Provided material:

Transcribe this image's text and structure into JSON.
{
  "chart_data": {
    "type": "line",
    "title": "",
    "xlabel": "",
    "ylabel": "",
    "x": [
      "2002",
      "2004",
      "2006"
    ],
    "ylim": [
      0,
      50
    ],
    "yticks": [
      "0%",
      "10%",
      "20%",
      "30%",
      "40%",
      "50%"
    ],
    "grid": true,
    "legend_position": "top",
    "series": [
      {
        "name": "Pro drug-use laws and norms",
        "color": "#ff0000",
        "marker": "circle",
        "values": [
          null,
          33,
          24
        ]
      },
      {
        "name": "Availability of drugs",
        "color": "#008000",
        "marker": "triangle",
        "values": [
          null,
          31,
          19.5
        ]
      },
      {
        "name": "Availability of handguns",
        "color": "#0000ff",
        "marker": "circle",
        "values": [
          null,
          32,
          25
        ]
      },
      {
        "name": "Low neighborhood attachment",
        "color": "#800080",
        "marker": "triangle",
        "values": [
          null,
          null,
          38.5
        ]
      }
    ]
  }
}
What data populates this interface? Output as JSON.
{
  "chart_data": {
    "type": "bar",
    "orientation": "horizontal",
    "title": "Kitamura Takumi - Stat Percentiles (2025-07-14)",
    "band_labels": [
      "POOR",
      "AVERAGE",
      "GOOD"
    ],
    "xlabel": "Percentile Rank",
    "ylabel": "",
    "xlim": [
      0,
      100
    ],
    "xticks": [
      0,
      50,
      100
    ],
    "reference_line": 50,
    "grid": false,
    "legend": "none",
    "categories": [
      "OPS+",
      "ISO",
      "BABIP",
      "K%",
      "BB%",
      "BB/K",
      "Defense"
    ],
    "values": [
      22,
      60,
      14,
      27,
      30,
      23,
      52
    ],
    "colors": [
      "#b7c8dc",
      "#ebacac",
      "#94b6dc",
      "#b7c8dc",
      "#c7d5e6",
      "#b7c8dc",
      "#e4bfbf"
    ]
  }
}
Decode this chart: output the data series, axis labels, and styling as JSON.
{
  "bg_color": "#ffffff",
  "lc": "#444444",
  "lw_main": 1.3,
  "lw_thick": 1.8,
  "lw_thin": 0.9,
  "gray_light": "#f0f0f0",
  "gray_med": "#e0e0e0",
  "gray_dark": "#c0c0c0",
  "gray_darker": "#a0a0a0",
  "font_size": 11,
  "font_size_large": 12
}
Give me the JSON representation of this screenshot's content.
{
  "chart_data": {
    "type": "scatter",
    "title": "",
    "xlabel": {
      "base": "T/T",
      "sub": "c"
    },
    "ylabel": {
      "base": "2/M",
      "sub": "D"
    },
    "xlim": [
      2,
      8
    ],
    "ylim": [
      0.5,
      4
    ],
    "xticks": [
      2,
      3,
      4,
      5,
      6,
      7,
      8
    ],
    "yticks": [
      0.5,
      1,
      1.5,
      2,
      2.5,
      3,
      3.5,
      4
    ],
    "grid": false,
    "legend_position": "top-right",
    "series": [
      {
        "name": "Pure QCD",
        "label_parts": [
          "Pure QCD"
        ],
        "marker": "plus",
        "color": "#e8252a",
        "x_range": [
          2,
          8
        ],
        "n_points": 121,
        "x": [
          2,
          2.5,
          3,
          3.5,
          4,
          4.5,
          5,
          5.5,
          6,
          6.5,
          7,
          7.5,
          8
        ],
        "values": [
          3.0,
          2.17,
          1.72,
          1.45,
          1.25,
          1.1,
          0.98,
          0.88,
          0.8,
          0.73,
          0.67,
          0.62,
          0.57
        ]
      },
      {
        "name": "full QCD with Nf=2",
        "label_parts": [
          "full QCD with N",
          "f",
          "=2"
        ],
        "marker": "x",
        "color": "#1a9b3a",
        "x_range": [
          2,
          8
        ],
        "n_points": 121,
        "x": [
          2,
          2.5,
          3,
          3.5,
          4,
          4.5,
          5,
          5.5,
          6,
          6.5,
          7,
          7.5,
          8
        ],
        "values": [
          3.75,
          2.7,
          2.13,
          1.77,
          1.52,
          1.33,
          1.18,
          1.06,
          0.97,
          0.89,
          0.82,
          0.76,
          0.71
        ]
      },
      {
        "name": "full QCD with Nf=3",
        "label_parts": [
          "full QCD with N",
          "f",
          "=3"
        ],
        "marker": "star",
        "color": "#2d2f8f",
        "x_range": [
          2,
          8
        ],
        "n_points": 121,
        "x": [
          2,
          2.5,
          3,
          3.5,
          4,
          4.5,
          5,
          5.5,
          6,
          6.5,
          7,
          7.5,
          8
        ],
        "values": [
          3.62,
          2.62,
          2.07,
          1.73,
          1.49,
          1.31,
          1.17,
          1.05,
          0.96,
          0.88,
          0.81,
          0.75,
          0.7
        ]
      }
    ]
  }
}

Written exercise: Exactly reproduce all of the entries above.

Written answer:
Transcribe this image's text and structure into JSON.
{
  "chart_data": {
    "type": "line",
    "title": "",
    "xlabel": "",
    "ylabel": "",
    "x": [
      "2002",
      "2004",
      "2006"
    ],
    "ylim": [
      0,
      50
    ],
    "yticks": [
      "0%",
      "10%",
      "20%",
      "30%",
      "40%",
      "50%"
    ],
    "grid": true,
    "legend_position": "top",
    "series": [
      {
        "name": "Pro drug-use laws and norms",
        "color": "#ff0000",
        "marker": "circle",
        "values": [
          null,
          33,
          24
        ]
      },
      {
        "name": "Availability of drugs",
        "color": "#008000",
        "marker": "triangle",
        "values": [
          null,
          31,
          19.5
        ]
      },
      {
        "name": "Availability of handguns",
        "color": "#0000ff",
        "marker": "circle",
        "values": [
          null,
          32,
          25
        ]
      },
      {
        "name": "Low neighborhood attachment",
        "color": "#800080",
        "marker": "triangle",
        "values": [
          null,
          null,
          38.5
        ]
      }
    ]
  }
}
What data populates this interface? Output as JSON.
{
  "chart_data": {
    "type": "bar",
    "orientation": "horizontal",
    "title": "Kitamura Takumi - Stat Percentiles (2025-07-14)",
    "band_labels": [
      "POOR",
      "AVERAGE",
      "GOOD"
    ],
    "xlabel": "Percentile Rank",
    "ylabel": "",
    "xlim": [
      0,
      100
    ],
    "xticks": [
      0,
      50,
      100
    ],
    "reference_line": 50,
    "grid": false,
    "legend": "none",
    "categories": [
      "OPS+",
      "ISO",
      "BABIP",
      "K%",
      "BB%",
      "BB/K",
      "Defense"
    ],
    "values": [
      22,
      60,
      14,
      27,
      30,
      23,
      52
    ],
    "colors": [
      "#b7c8dc",
      "#ebacac",
      "#94b6dc",
      "#b7c8dc",
      "#c7d5e6",
      "#b7c8dc",
      "#e4bfbf"
    ]
  }
}
Decode this chart: output the data series, axis labels, and styling as JSON.
{
  "bg_color": "#ffffff",
  "lc": "#444444",
  "lw_main": 1.3,
  "lw_thick": 1.8,
  "lw_thin": 0.9,
  "gray_light": "#f0f0f0",
  "gray_med": "#e0e0e0",
  "gray_dark": "#c0c0c0",
  "gray_darker": "#a0a0a0",
  "font_size": 11,
  "font_size_large": 12
}
Give me the JSON representation of this screenshot's content.
{
  "chart_data": {
    "type": "scatter",
    "title": "",
    "xlabel": {
      "base": "T/T",
      "sub": "c"
    },
    "ylabel": {
      "base": "2/M",
      "sub": "D"
    },
    "xlim": [
      2,
      8
    ],
    "ylim": [
      0.5,
      4
    ],
    "xticks": [
      2,
      3,
      4,
      5,
      6,
      7,
      8
    ],
    "yticks": [
      0.5,
      1,
      1.5,
      2,
      2.5,
      3,
      3.5,
      4
    ],
    "grid": false,
    "legend_position": "top-right",
    "series": [
      {
        "name": "Pure QCD",
        "label_parts": [
          "Pure QCD"
        ],
        "marker": "plus",
        "color": "#e8252a",
        "x_range": [
          2,
          8
        ],
        "n_points": 121,
        "x": [
          2,
          2.5,
          3,
          3.5,
          4,
          4.5,
          5,
          5.5,
          6,
          6.5,
          7,
          7.5,
          8
        ],
        "values": [
          3.0,
          2.17,
          1.72,
          1.45,
          1.25,
          1.1,
          0.98,
          0.88,
          0.8,
          0.73,
          0.67,
          0.62,
          0.57
        ]
      },
      {
        "name": "full QCD with Nf=2",
        "label_parts": [
          "full QCD with N",
          "f",
          "=2"
        ],
        "marker": "x",
        "color": "#1a9b3a",
        "x_range": [
          2,
          8
        ],
        "n_points": 121,
        "x": [
          2,
          2.5,
          3,
          3.5,
          4,
          4.5,
          5,
          5.5,
          6,
          6.5,
          7,
          7.5,
          8
        ],
        "values": [
          3.75,
          2.7,
          2.13,
          1.77,
          1.52,
          1.33,
          1.18,
          1.06,
          0.97,
          0.89,
          0.82,
          0.76,
          0.71
        ]
      },
      {
        "name": "full QCD with Nf=3",
        "label_parts": [
          "full QCD with N",
          "f",
          "=3"
        ],
        "marker": "star",
        "color": "#2d2f8f",
        "x_range": [
          2,
          8
        ],
        "n_points": 121,
        "x": [
          2,
          2.5,
          3,
          3.5,
          4,
          4.5,
          5,
          5.5,
          6,
          6.5,
          7,
          7.5,
          8
        ],
        "values": [
          3.62,
          2.62,
          2.07,
          1.73,
          1.49,
          1.31,
          1.17,
          1.05,
          0.96,
          0.88,
          0.81,
          0.75,
          0.7
        ]
      }
    ]
  }
}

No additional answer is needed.